▶ _TASK TO COMPLETE_
Please write out the complete listing that follows, exactly as it reads.
— BEGIN SUPPLIED RECORDS —
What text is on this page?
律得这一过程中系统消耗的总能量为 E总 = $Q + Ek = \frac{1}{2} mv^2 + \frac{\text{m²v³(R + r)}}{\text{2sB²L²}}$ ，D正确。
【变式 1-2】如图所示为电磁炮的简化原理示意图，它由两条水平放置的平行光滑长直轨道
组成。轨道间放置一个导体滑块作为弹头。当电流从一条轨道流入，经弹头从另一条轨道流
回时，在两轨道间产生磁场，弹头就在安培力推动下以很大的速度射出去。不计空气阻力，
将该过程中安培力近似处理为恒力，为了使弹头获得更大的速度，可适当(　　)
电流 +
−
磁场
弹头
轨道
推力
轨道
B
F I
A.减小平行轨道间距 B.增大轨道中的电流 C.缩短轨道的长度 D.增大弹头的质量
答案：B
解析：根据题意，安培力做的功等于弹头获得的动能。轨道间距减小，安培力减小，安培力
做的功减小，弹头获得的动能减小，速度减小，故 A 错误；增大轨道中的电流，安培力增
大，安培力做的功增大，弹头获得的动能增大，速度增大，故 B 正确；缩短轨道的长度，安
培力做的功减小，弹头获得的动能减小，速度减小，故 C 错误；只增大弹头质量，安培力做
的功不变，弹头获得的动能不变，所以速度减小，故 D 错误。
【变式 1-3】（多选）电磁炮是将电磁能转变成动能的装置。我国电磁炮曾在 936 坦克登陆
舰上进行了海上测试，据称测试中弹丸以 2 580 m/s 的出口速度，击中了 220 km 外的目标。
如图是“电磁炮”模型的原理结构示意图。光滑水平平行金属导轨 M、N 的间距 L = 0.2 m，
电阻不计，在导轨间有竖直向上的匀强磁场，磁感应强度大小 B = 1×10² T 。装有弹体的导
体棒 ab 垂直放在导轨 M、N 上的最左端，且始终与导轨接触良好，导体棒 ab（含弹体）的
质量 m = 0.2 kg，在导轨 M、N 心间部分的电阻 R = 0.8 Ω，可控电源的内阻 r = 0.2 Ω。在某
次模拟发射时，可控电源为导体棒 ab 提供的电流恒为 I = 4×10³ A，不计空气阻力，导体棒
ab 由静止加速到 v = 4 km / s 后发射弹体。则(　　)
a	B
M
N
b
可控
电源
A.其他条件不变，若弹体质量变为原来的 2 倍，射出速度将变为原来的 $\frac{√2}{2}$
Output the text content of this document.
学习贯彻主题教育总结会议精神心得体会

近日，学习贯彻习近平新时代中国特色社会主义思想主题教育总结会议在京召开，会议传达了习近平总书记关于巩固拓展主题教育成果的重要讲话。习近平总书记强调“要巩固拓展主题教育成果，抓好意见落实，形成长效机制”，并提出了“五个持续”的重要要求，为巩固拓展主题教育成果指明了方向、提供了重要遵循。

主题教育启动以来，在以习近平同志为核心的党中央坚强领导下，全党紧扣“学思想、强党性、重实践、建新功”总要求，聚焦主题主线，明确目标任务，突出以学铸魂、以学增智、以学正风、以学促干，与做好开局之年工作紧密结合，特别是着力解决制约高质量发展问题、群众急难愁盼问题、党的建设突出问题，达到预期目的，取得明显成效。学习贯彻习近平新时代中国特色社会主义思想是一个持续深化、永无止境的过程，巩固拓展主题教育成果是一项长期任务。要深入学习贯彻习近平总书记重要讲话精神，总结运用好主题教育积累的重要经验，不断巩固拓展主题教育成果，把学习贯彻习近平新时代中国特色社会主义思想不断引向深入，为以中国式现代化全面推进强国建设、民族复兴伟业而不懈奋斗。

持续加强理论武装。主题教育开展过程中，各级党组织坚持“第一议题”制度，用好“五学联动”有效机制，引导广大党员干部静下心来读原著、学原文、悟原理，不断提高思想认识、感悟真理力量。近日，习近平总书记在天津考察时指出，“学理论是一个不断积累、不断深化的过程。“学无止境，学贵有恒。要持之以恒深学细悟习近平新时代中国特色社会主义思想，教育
— END SUPPLIED RECORDS —
▶ _RESULT OF THE EXERCISE_
What text is on this page?
律得这一过程中系统消耗的总能量为 E总 = $Q + Ek = \frac{1}{2} mv^2 + \frac{\text{m²v³(R + r)}}{\text{2sB²L²}}$ ，D正确。
【变式 1-2】如图所示为电磁炮的简化原理示意图，它由两条水平放置的平行光滑长直轨道
组成。轨道间放置一个导体滑块作为弹头。当电流从一条轨道流入，经弹头从另一条轨道流
回时，在两轨道间产生磁场，弹头就在安培力推动下以很大的速度射出去。不计空气阻力，
将该过程中安培力近似处理为恒力，为了使弹头获得更大的速度，可适当(　　)
电流 +
−
磁场
弹头
轨道
推力
轨道
B
F I
A.减小平行轨道间距 B.增大轨道中的电流 C.缩短轨道的长度 D.增大弹头的质量
答案：B
解析：根据题意，安培力做的功等于弹头获得的动能。轨道间距减小，安培力减小，安培力
做的功减小，弹头获得的动能减小，速度减小，故 A 错误；增大轨道中的电流，安培力增
大，安培力做的功增大，弹头获得的动能增大，速度增大，故 B 正确；缩短轨道的长度，安
培力做的功减小，弹头获得的动能减小，速度减小，故 C 错误；只增大弹头质量，安培力做
的功不变，弹头获得的动能不变，所以速度减小，故 D 错误。
【变式 1-3】（多选）电磁炮是将电磁能转变成动能的装置。我国电磁炮曾在 936 坦克登陆
舰上进行了海上测试，据称测试中弹丸以 2 580 m/s 的出口速度，击中了 220 km 外的目标。
如图是“电磁炮”模型的原理结构示意图。光滑水平平行金属导轨 M、N 的间距 L = 0.2 m，
电阻不计，在导轨间有竖直向上的匀强磁场，磁感应强度大小 B = 1×10² T 。装有弹体的导
体棒 ab 垂直放在导轨 M、N 上的最左端，且始终与导轨接触良好，导体棒 ab（含弹体）的
质量 m = 0.2 kg，在导轨 M、N 心间部分的电阻 R = 0.8 Ω，可控电源的内阻 r = 0.2 Ω。在某
次模拟发射时，可控电源为导体棒 ab 提供的电流恒为 I = 4×10³ A，不计空气阻力，导体棒
ab 由静止加速到 v = 4 km / s 后发射弹体。则(　　)
a	B
M
N
b
可控
电源
A.其他条件不变，若弹体质量变为原来的 2 倍，射出速度将变为原来的 $\frac{√2}{2}$
Output the text content of this document.
学习贯彻主题教育总结会议精神心得体会

近日，学习贯彻习近平新时代中国特色社会主义思想主题教育总结会议在京召开，会议传达了习近平总书记关于巩固拓展主题教育成果的重要讲话。习近平总书记强调“要巩固拓展主题教育成果，抓好意见落实，形成长效机制”，并提出了“五个持续”的重要要求，为巩固拓展主题教育成果指明了方向、提供了重要遵循。

主题教育启动以来，在以习近平同志为核心的党中央坚强领导下，全党紧扣“学思想、强党性、重实践、建新功”总要求，聚焦主题主线，明确目标任务，突出以学铸魂、以学增智、以学正风、以学促干，与做好开局之年工作紧密结合，特别是着力解决制约高质量发展问题、群众急难愁盼问题、党的建设突出问题，达到预期目的，取得明显成效。学习贯彻习近平新时代中国特色社会主义思想是一个持续深化、永无止境的过程，巩固拓展主题教育成果是一项长期任务。要深入学习贯彻习近平总书记重要讲话精神，总结运用好主题教育积累的重要经验，不断巩固拓展主题教育成果，把学习贯彻习近平新时代中国特色社会主义思想不断引向深入，为以中国式现代化全面推进强国建设、民族复兴伟业而不懈奋斗。

持续加强理论武装。主题教育开展过程中，各级党组织坚持“第一议题”制度，用好“五学联动”有效机制，引导广大党员干部静下心来读原著、学原文、悟原理，不断提高思想认识、感悟真理力量。近日，习近平总书记在天津考察时指出，“学理论是一个不断积累、不断深化的过程。“学无止境，学贵有恒。要持之以恒深学细悟习近平新时代中国特色社会主义思想，教育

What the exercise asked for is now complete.